■ GOAL:
The records that follow are to be repeated without alteration.
- - - -
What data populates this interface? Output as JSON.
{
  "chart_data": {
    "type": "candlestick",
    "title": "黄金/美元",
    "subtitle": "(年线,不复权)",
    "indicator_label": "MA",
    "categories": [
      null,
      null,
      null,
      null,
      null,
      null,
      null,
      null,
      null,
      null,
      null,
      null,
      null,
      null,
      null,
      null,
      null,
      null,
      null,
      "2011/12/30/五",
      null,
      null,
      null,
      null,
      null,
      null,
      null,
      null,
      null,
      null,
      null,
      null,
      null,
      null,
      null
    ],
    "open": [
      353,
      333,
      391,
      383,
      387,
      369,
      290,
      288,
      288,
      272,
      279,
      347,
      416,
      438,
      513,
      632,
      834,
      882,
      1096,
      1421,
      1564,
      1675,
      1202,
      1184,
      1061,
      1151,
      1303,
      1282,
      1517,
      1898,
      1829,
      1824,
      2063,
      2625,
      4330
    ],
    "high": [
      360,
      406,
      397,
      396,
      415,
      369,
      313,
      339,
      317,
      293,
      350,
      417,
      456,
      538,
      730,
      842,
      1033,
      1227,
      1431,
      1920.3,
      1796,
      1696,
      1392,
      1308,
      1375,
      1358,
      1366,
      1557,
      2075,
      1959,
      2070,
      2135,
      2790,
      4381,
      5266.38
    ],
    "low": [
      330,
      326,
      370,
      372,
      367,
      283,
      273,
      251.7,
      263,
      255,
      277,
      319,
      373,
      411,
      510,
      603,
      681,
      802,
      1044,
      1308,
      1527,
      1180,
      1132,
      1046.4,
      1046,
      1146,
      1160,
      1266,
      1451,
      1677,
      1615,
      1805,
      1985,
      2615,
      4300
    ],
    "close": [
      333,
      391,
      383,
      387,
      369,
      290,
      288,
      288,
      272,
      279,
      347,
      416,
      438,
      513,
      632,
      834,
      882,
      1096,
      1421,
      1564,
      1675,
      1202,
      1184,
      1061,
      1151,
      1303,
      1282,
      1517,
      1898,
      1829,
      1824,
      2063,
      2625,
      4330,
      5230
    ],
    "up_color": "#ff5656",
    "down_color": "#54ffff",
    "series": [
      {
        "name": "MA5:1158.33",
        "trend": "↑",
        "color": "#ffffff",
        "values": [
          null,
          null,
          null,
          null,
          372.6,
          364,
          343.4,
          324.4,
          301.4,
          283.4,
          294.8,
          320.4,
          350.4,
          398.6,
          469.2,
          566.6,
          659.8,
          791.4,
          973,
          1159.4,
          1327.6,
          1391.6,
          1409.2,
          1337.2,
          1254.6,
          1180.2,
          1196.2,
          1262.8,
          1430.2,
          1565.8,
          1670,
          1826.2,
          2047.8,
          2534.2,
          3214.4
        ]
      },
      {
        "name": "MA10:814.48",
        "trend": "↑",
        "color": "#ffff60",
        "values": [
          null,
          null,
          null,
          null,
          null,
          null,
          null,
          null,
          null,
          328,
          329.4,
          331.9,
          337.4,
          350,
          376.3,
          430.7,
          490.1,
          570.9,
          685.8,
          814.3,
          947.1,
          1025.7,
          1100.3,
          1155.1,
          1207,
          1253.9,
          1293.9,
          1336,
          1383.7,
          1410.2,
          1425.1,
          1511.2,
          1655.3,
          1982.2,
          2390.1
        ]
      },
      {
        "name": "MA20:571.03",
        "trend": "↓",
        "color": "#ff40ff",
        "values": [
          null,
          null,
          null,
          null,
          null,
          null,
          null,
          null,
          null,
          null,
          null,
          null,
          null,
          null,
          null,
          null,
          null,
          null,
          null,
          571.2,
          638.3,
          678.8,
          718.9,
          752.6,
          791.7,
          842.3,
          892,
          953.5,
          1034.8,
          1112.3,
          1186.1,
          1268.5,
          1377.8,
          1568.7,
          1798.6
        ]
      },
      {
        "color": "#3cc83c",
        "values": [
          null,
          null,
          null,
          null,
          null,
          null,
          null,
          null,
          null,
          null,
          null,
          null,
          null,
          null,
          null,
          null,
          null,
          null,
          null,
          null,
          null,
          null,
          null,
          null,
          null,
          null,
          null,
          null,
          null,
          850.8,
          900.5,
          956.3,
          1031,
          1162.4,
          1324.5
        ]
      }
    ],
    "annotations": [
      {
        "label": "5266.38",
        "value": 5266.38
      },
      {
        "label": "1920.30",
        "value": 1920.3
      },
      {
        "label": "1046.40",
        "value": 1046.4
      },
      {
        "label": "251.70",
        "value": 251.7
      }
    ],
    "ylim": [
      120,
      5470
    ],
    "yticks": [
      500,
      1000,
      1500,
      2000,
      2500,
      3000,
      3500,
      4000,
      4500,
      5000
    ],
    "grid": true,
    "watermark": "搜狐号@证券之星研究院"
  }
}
- - - -
■ EXERCISE OUTPUT:
What data populates this interface? Output as JSON.
{
  "chart_data": {
    "type": "candlestick",
    "title": "黄金/美元",
    "subtitle": "(年线,不复权)",
    "indicator_label": "MA",
    "categories": [
      null,
      null,
      null,
      null,
      null,
      null,
      null,
      null,
      null,
      null,
      null,
      null,
      null,
      null,
      null,
      null,
      null,
      null,
      null,
      "2011/12/30/五",
      null,
      null,
      null,
      null,
      null,
      null,
      null,
      null,
      null,
      null,
      null,
      null,
      null,
      null,
      null
    ],
    "open": [
      353,
      333,
      391,
      383,
      387,
      369,
      290,
      288,
      288,
      272,
      279,
      347,
      416,
      438,
      513,
      632,
      834,
      882,
      1096,
      1421,
      1564,
      1675,
      1202,
      1184,
      1061,
      1151,
      1303,
      1282,
      1517,
      1898,
      1829,
      1824,
      2063,
      2625,
      4330
    ],
    "high": [
      360,
      406,
      397,
      396,
      415,
      369,
      313,
      339,
      317,
      293,
      350,
      417,
      456,
      538,
      730,
      842,
      1033,
      1227,
      1431,
      1920.3,
      1796,
      1696,
      1392,
      1308,
      1375,
      1358,
      1366,
      1557,
      2075,
      1959,
      2070,
      2135,
      2790,
      4381,
      5266.38
    ],
    "low": [
      330,
      326,
      370,
      372,
      367,
      283,
      273,
      251.7,
      263,
      255,
      277,
      319,
      373,
      411,
      510,
      603,
      681,
      802,
      1044,
      1308,
      1527,
      1180,
      1132,
      1046.4,
      1046,
      1146,
      1160,
      1266,
      1451,
      1677,
      1615,
      1805,
      1985,
      2615,
      4300
    ],
    "close": [
      333,
      391,
      383,
      387,
      369,
      290,
      288,
      288,
      272,
      279,
      347,
      416,
      438,
      513,
      632,
      834,
      882,
      1096,
      1421,
      1564,
      1675,
      1202,
      1184,
      1061,
      1151,
      1303,
      1282,
      1517,
      1898,
      1829,
      1824,
      2063,
      2625,
      4330,
      5230
    ],
    "up_color": "#ff5656",
    "down_color": "#54ffff",
    "series": [
      {
        "name": "MA5:1158.33",
        "trend": "↑",
        "color": "#ffffff",
        "values": [
          null,
          null,
          null,
          null,
          372.6,
          364,
          343.4,
          324.4,
          301.4,
          283.4,
          294.8,
          320.4,
          350.4,
          398.6,
          469.2,
          566.6,
          659.8,
          791.4,
          973,
          1159.4,
          1327.6,
          1391.6,
          1409.2,
          1337.2,
          1254.6,
          1180.2,
          1196.2,
          1262.8,
          1430.2,
          1565.8,
          1670,
          1826.2,
          2047.8,
          2534.2,
          3214.4
        ]
      },
      {
        "name": "MA10:814.48",
        "trend": "↑",
        "color": "#ffff60",
        "values": [
          null,
          null,
          null,
          null,
          null,
          null,
          null,
          null,
          null,
          328,
          329.4,
          331.9,
          337.4,
          350,
          376.3,
          430.7,
          490.1,
          570.9,
          685.8,
          814.3,
          947.1,
          1025.7,
          1100.3,
          1155.1,
          1207,
          1253.9,
          1293.9,
          1336,
          1383.7,
          1410.2,
          1425.1,
          1511.2,
          1655.3,
          1982.2,
          2390.1
        ]
      },
      {
        "name": "MA20:571.03",
        "trend": "↓",
        "color": "#ff40ff",
        "values": [
          null,
          null,
          null,
          null,
          null,
          null,
          null,
          null,
          null,
          null,
          null,
          null,
          null,
          null,
          null,
          null,
          null,
          null,
          null,
          571.2,
          638.3,
          678.8,
          718.9,
          752.6,
          791.7,
          842.3,
          892,
          953.5,
          1034.8,
          1112.3,
          1186.1,
          1268.5,
          1377.8,
          1568.7,
          1798.6
        ]
      },
      {
        "color": "#3cc83c",
        "values": [
          null,
          null,
          null,
          null,
          null,
          null,
          null,
          null,
          null,
          null,
          null,
          null,
          null,
          null,
          null,
          null,
          null,
          null,
          null,
          null,
          null,
          null,
          null,
          null,
          null,
          null,
          null,
          null,
          null,
          850.8,
          900.5,
          956.3,
          1031,
          1162.4,
          1324.5
        ]
      }
    ],
    "annotations": [
      {
        "label": "5266.38",
        "value": 5266.38
      },
      {
        "label": "1920.30",
        "value": 1920.3
      },
      {
        "label": "1046.40",
        "value": 1046.4
      },
      {
        "label": "251.70",
        "value": 251.7
      }
    ],
    "ylim": [
      120,
      5470
    ],
    "yticks": [
      500,
      1000,
      1500,
      2000,
      2500,
      3000,
      3500,
      4000,
      4500,
      5000
    ],
    "grid": true,
    "watermark": "搜狐号@证券之星研究院"
  }
}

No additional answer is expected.